• _Data entries for graphics_:
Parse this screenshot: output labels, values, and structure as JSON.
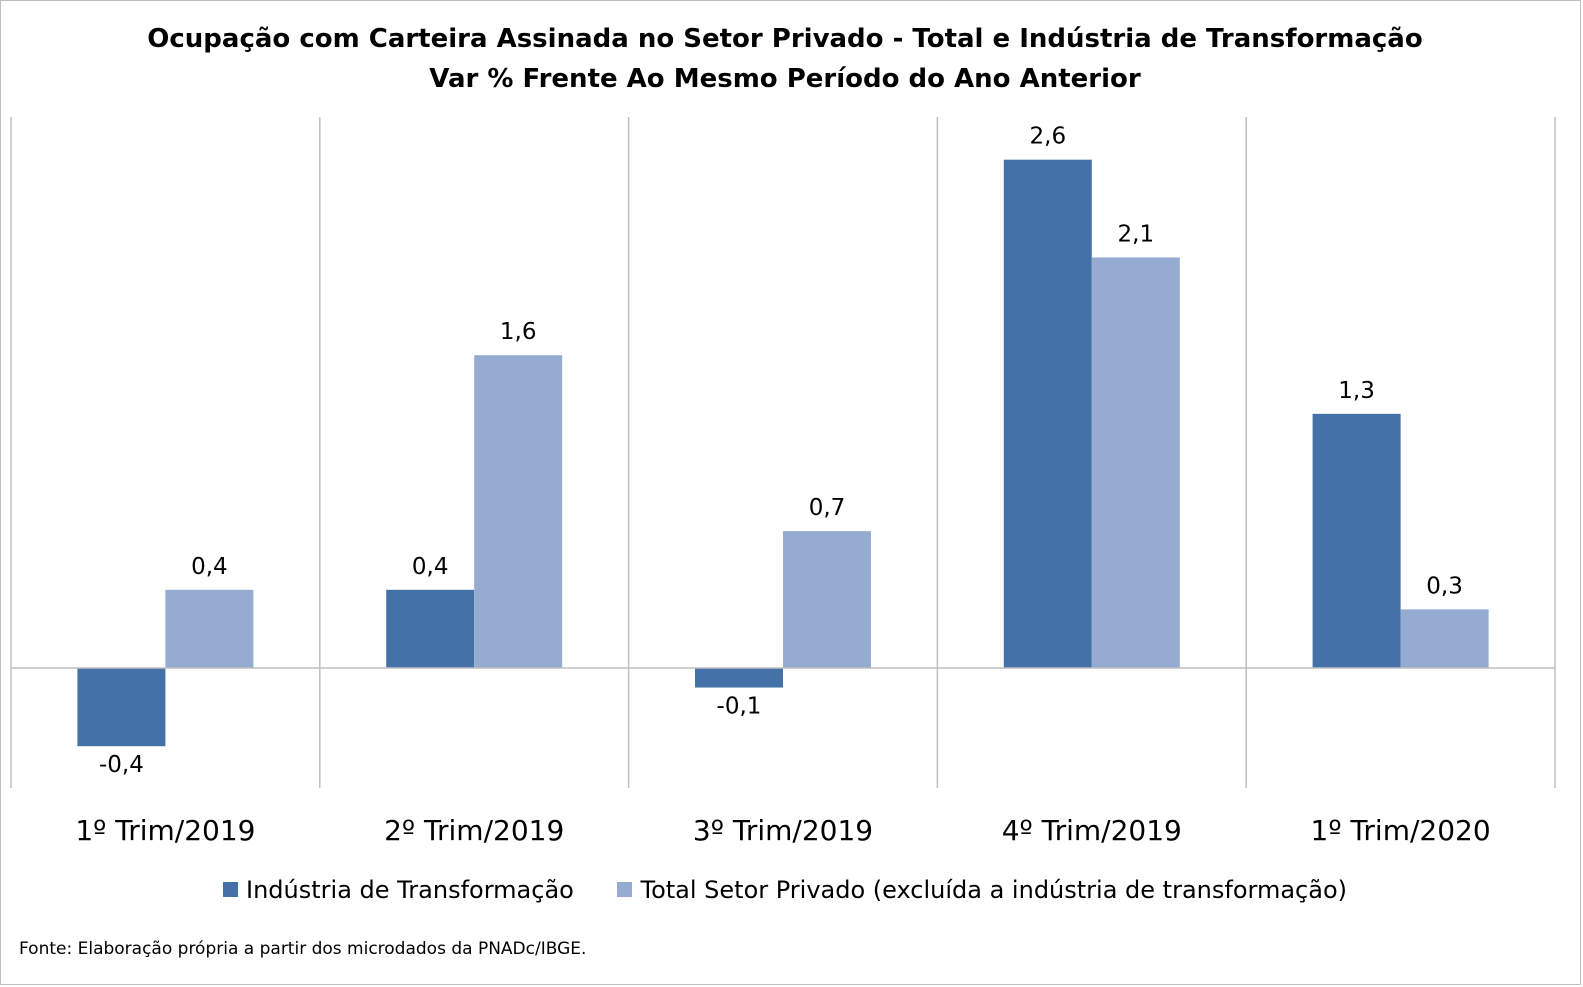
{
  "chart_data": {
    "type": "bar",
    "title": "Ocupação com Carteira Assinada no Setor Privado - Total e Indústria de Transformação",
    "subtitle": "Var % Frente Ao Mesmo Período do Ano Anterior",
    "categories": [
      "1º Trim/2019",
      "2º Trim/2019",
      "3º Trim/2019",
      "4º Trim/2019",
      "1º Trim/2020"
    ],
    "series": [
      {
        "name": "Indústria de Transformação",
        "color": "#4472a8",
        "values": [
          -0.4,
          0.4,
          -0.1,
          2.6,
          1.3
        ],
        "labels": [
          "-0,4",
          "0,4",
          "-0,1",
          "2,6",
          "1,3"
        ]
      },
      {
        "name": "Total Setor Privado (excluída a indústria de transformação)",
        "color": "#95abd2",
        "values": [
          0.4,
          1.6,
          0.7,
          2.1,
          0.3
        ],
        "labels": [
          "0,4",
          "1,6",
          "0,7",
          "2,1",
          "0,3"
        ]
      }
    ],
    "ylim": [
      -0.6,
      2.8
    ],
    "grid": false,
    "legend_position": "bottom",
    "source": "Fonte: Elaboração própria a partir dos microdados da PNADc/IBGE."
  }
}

--

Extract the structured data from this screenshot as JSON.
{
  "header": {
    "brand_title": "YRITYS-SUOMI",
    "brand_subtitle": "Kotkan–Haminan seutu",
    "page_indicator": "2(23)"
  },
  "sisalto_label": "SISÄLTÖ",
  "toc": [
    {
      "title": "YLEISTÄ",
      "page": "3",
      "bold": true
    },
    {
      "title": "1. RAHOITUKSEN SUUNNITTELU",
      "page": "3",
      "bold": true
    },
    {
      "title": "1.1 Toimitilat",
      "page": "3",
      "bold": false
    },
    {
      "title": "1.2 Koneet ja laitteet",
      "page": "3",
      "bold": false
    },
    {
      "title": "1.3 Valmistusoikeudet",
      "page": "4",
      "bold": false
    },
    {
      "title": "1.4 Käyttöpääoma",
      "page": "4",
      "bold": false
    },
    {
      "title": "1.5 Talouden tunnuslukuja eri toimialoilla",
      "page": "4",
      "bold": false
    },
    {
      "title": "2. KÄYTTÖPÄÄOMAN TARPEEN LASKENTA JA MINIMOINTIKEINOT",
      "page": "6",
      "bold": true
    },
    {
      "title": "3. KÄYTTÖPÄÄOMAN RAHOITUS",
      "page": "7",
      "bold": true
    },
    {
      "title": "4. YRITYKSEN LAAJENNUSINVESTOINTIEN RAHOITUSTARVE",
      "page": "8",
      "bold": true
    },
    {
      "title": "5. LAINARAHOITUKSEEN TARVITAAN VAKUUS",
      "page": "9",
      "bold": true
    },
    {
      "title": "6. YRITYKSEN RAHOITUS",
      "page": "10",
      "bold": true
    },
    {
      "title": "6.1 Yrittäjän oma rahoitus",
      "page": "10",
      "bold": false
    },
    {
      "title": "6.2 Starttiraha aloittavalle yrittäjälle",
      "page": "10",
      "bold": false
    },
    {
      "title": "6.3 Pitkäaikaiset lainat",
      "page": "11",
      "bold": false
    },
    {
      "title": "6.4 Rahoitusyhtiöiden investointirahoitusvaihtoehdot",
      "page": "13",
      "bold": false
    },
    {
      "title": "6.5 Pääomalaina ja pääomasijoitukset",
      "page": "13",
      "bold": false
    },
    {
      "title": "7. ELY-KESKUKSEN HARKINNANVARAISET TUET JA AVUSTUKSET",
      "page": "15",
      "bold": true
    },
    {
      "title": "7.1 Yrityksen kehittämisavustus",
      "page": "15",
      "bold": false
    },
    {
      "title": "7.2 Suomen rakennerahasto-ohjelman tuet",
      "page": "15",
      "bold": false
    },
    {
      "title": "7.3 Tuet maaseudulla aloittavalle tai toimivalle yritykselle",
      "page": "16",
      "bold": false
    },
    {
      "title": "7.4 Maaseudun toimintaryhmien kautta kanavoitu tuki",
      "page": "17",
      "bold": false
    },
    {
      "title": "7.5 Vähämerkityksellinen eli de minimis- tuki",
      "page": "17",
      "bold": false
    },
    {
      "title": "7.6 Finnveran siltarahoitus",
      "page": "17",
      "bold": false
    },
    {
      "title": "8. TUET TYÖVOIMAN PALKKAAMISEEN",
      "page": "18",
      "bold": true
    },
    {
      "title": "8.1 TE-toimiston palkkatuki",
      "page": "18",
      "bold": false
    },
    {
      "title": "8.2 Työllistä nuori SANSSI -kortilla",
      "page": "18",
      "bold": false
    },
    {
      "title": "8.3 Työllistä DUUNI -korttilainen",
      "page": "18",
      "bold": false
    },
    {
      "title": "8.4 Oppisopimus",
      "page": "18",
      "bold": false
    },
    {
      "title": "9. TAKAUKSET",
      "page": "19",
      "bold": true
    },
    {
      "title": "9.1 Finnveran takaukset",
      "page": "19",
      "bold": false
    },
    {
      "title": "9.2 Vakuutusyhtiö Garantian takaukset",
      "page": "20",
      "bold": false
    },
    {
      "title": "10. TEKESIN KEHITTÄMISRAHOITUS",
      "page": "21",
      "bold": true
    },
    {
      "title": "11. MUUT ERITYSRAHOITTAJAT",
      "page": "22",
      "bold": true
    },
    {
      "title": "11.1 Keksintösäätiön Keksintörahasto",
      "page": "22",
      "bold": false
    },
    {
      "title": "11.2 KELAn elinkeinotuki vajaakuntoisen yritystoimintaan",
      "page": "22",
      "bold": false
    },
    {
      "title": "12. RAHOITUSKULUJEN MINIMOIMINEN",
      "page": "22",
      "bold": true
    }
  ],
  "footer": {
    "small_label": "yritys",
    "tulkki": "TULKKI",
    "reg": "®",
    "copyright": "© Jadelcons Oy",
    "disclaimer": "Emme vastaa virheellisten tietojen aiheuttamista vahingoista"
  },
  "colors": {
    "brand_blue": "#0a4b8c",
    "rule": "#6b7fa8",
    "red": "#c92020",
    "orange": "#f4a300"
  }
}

• _WHAT NEEDS TO BE DONE_:
Look through the material above. Copy each line where the word "Trim" appears.

• _RESULT OF THIS EXERCISE_:
      "1º Trim/2019",
      "2º Trim/2019",
      "3º Trim/2019",
      "4º Trim/2019",
      "1º Trim/2020"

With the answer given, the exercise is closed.